───── RECORDED INFORMATION ─────
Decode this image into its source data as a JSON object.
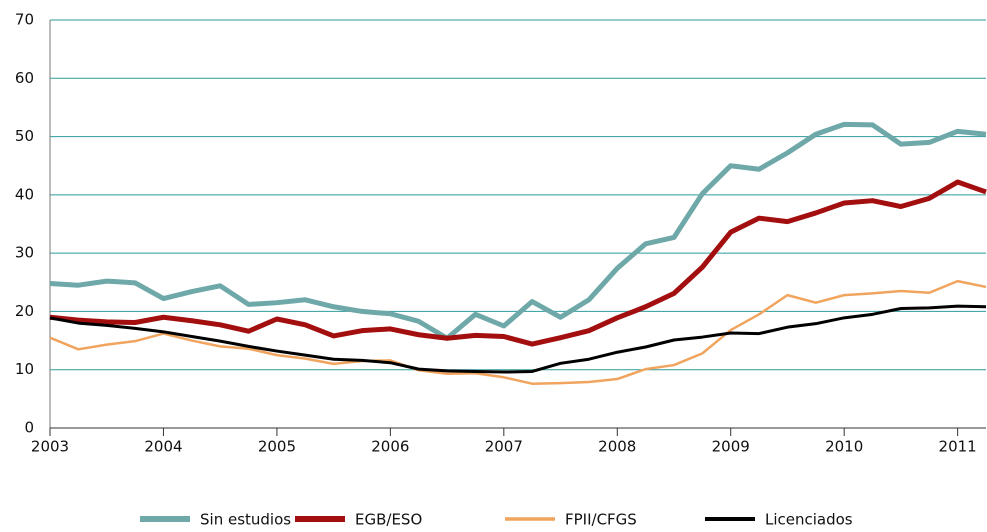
{
  "chart_data": {
    "type": "line",
    "x": [
      2003,
      2003.25,
      2003.5,
      2003.75,
      2004,
      2004.25,
      2004.5,
      2004.75,
      2005,
      2005.25,
      2005.5,
      2005.75,
      2006,
      2006.25,
      2006.5,
      2006.75,
      2007,
      2007.25,
      2007.5,
      2007.75,
      2008,
      2008.25,
      2008.5,
      2008.75,
      2009,
      2009.25,
      2009.5,
      2009.75,
      2010,
      2010.25,
      2010.5,
      2010.75,
      2011,
      2011.25
    ],
    "series": [
      {
        "name": "Sin estudios",
        "color": "#6fa8a8",
        "width": 5,
        "values": [
          24.8,
          24.5,
          25.2,
          24.9,
          22.2,
          23.4,
          24.4,
          21.2,
          21.5,
          22.0,
          20.8,
          20.0,
          19.6,
          18.3,
          15.4,
          19.5,
          17.5,
          21.7,
          19.0,
          22.0,
          27.4,
          31.6,
          32.7,
          40.2,
          45.0,
          44.4,
          47.2,
          50.4,
          52.1,
          52.0,
          48.7,
          49.0,
          50.9,
          50.4
        ]
      },
      {
        "name": "EGB/ESO",
        "color": "#a30f0f",
        "width": 5,
        "values": [
          19.0,
          18.5,
          18.2,
          18.1,
          19.0,
          18.4,
          17.7,
          16.6,
          18.7,
          17.7,
          15.8,
          16.7,
          17.0,
          16.0,
          15.4,
          15.9,
          15.7,
          14.4,
          15.5,
          16.7,
          18.9,
          20.8,
          23.1,
          27.6,
          33.6,
          36.0,
          35.4,
          36.9,
          38.6,
          39.0,
          38.0,
          39.4,
          42.2,
          40.5
        ]
      },
      {
        "name": "FPII/CFGS",
        "color": "#f0a45e",
        "width": 2.5,
        "values": [
          15.5,
          13.5,
          14.3,
          14.9,
          16.2,
          15.0,
          14.0,
          13.6,
          12.5,
          11.9,
          11.0,
          11.5,
          11.6,
          9.9,
          9.3,
          9.4,
          8.7,
          7.6,
          7.7,
          7.9,
          8.4,
          10.1,
          10.8,
          12.8,
          16.8,
          19.5,
          22.8,
          21.5,
          22.8,
          23.1,
          23.5,
          23.2,
          25.2,
          24.2
        ]
      },
      {
        "name": "Licenciados",
        "color": "#000000",
        "width": 3,
        "values": [
          18.9,
          18.0,
          17.6,
          17.1,
          16.5,
          15.7,
          14.9,
          14.0,
          13.2,
          12.5,
          11.8,
          11.6,
          11.2,
          10.1,
          9.8,
          9.7,
          9.6,
          9.7,
          11.1,
          11.8,
          13.0,
          13.9,
          15.1,
          15.6,
          16.3,
          16.2,
          17.3,
          17.9,
          18.9,
          19.5,
          20.5,
          20.6,
          20.9,
          20.8
        ]
      }
    ],
    "xlim": [
      2003,
      2011.25
    ],
    "xticks": [
      2003,
      2004,
      2005,
      2006,
      2007,
      2008,
      2009,
      2010,
      2011
    ],
    "ylim": [
      0,
      70
    ],
    "yticks": [
      0,
      10,
      20,
      30,
      40,
      50,
      60,
      70
    ],
    "grid": true,
    "grid_color": "#2e9b9b",
    "legend": "bottom"
  }
}
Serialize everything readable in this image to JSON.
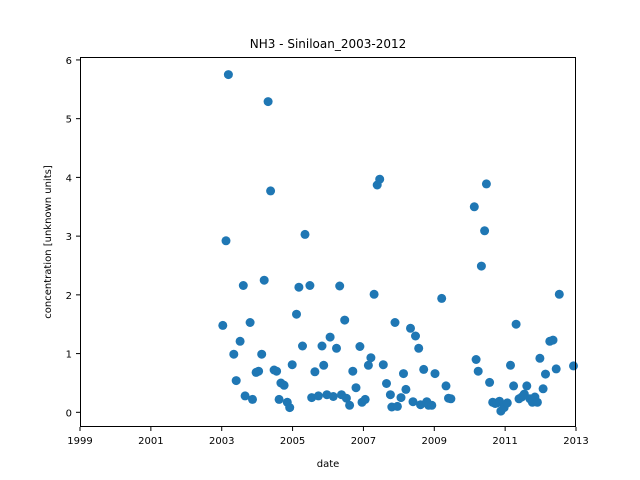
{
  "chart_data": {
    "type": "scatter",
    "title": "NH3 - Siniloan_2003-2012",
    "xlabel": "date",
    "ylabel": "concentration [unknown units]",
    "xlim": [
      1999,
      2013
    ],
    "ylim": [
      -0.25,
      6.05
    ],
    "xticks": [
      1999,
      2001,
      2003,
      2005,
      2007,
      2009,
      2011,
      2013
    ],
    "yticks": [
      0,
      1,
      2,
      3,
      4,
      5,
      6
    ],
    "grid": false,
    "marker_color": "#1f77b4",
    "points": [
      {
        "x": 2003.03,
        "y": 1.48
      },
      {
        "x": 2003.12,
        "y": 2.92
      },
      {
        "x": 2003.19,
        "y": 5.75
      },
      {
        "x": 2003.34,
        "y": 0.99
      },
      {
        "x": 2003.41,
        "y": 0.54
      },
      {
        "x": 2003.52,
        "y": 1.21
      },
      {
        "x": 2003.61,
        "y": 2.16
      },
      {
        "x": 2003.66,
        "y": 0.28
      },
      {
        "x": 2003.8,
        "y": 1.53
      },
      {
        "x": 2003.87,
        "y": 0.22
      },
      {
        "x": 2003.97,
        "y": 0.68
      },
      {
        "x": 2004.04,
        "y": 0.7
      },
      {
        "x": 2004.13,
        "y": 0.99
      },
      {
        "x": 2004.2,
        "y": 2.25
      },
      {
        "x": 2004.31,
        "y": 5.29
      },
      {
        "x": 2004.38,
        "y": 3.77
      },
      {
        "x": 2004.48,
        "y": 0.72
      },
      {
        "x": 2004.55,
        "y": 0.7
      },
      {
        "x": 2004.62,
        "y": 0.22
      },
      {
        "x": 2004.67,
        "y": 0.5
      },
      {
        "x": 2004.76,
        "y": 0.46
      },
      {
        "x": 2004.85,
        "y": 0.17
      },
      {
        "x": 2004.92,
        "y": 0.08
      },
      {
        "x": 2004.99,
        "y": 0.81
      },
      {
        "x": 2005.11,
        "y": 1.67
      },
      {
        "x": 2005.18,
        "y": 2.13
      },
      {
        "x": 2005.28,
        "y": 1.13
      },
      {
        "x": 2005.35,
        "y": 3.03
      },
      {
        "x": 2005.49,
        "y": 2.16
      },
      {
        "x": 2005.54,
        "y": 0.25
      },
      {
        "x": 2005.63,
        "y": 0.69
      },
      {
        "x": 2005.73,
        "y": 0.28
      },
      {
        "x": 2005.83,
        "y": 1.13
      },
      {
        "x": 2005.88,
        "y": 0.8
      },
      {
        "x": 2005.97,
        "y": 0.3
      },
      {
        "x": 2006.06,
        "y": 1.28
      },
      {
        "x": 2006.15,
        "y": 0.27
      },
      {
        "x": 2006.24,
        "y": 1.09
      },
      {
        "x": 2006.33,
        "y": 2.15
      },
      {
        "x": 2006.38,
        "y": 0.3
      },
      {
        "x": 2006.47,
        "y": 1.57
      },
      {
        "x": 2006.52,
        "y": 0.24
      },
      {
        "x": 2006.61,
        "y": 0.12
      },
      {
        "x": 2006.7,
        "y": 0.7
      },
      {
        "x": 2006.79,
        "y": 0.42
      },
      {
        "x": 2006.9,
        "y": 1.12
      },
      {
        "x": 2006.96,
        "y": 0.17
      },
      {
        "x": 2007.05,
        "y": 0.22
      },
      {
        "x": 2007.14,
        "y": 0.8
      },
      {
        "x": 2007.21,
        "y": 0.93
      },
      {
        "x": 2007.3,
        "y": 2.01
      },
      {
        "x": 2007.39,
        "y": 3.87
      },
      {
        "x": 2007.46,
        "y": 3.97
      },
      {
        "x": 2007.56,
        "y": 0.81
      },
      {
        "x": 2007.65,
        "y": 0.49
      },
      {
        "x": 2007.76,
        "y": 0.3
      },
      {
        "x": 2007.8,
        "y": 0.09
      },
      {
        "x": 2007.89,
        "y": 1.53
      },
      {
        "x": 2007.96,
        "y": 0.1
      },
      {
        "x": 2008.06,
        "y": 0.25
      },
      {
        "x": 2008.13,
        "y": 0.66
      },
      {
        "x": 2008.2,
        "y": 0.39
      },
      {
        "x": 2008.33,
        "y": 1.43
      },
      {
        "x": 2008.4,
        "y": 0.18
      },
      {
        "x": 2008.47,
        "y": 1.3
      },
      {
        "x": 2008.56,
        "y": 1.09
      },
      {
        "x": 2008.61,
        "y": 0.13
      },
      {
        "x": 2008.7,
        "y": 0.73
      },
      {
        "x": 2008.79,
        "y": 0.18
      },
      {
        "x": 2008.84,
        "y": 0.12
      },
      {
        "x": 2008.93,
        "y": 0.12
      },
      {
        "x": 2009.02,
        "y": 0.66
      },
      {
        "x": 2009.21,
        "y": 1.94
      },
      {
        "x": 2009.33,
        "y": 0.45
      },
      {
        "x": 2009.4,
        "y": 0.24
      },
      {
        "x": 2009.47,
        "y": 0.23
      },
      {
        "x": 2010.13,
        "y": 3.5
      },
      {
        "x": 2010.18,
        "y": 0.9
      },
      {
        "x": 2010.24,
        "y": 0.7
      },
      {
        "x": 2010.33,
        "y": 2.49
      },
      {
        "x": 2010.42,
        "y": 3.09
      },
      {
        "x": 2010.47,
        "y": 3.89
      },
      {
        "x": 2010.56,
        "y": 0.51
      },
      {
        "x": 2010.65,
        "y": 0.17
      },
      {
        "x": 2010.72,
        "y": 0.15
      },
      {
        "x": 2010.77,
        "y": 0.16
      },
      {
        "x": 2010.84,
        "y": 0.19
      },
      {
        "x": 2010.88,
        "y": 0.02
      },
      {
        "x": 2010.97,
        "y": 0.08
      },
      {
        "x": 2011.06,
        "y": 0.16
      },
      {
        "x": 2011.15,
        "y": 0.8
      },
      {
        "x": 2011.24,
        "y": 0.45
      },
      {
        "x": 2011.31,
        "y": 1.5
      },
      {
        "x": 2011.39,
        "y": 0.23
      },
      {
        "x": 2011.47,
        "y": 0.26
      },
      {
        "x": 2011.54,
        "y": 0.31
      },
      {
        "x": 2011.61,
        "y": 0.45
      },
      {
        "x": 2011.7,
        "y": 0.23
      },
      {
        "x": 2011.77,
        "y": 0.17
      },
      {
        "x": 2011.84,
        "y": 0.26
      },
      {
        "x": 2011.91,
        "y": 0.17
      },
      {
        "x": 2011.98,
        "y": 0.92
      },
      {
        "x": 2012.07,
        "y": 0.4
      },
      {
        "x": 2012.14,
        "y": 0.65
      },
      {
        "x": 2012.26,
        "y": 1.21
      },
      {
        "x": 2012.35,
        "y": 1.23
      },
      {
        "x": 2012.44,
        "y": 0.74
      },
      {
        "x": 2012.53,
        "y": 2.01
      },
      {
        "x": 2012.93,
        "y": 0.79
      }
    ]
  }
}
─────
> _WORK TO BE COMPLETED_
Reproduce every line of the listing above in which the string "JSON" appears.

> _FULL OUTPUT_
Decode this image into its source data as a JSON object.
Serialize everything readable in this image to JSON.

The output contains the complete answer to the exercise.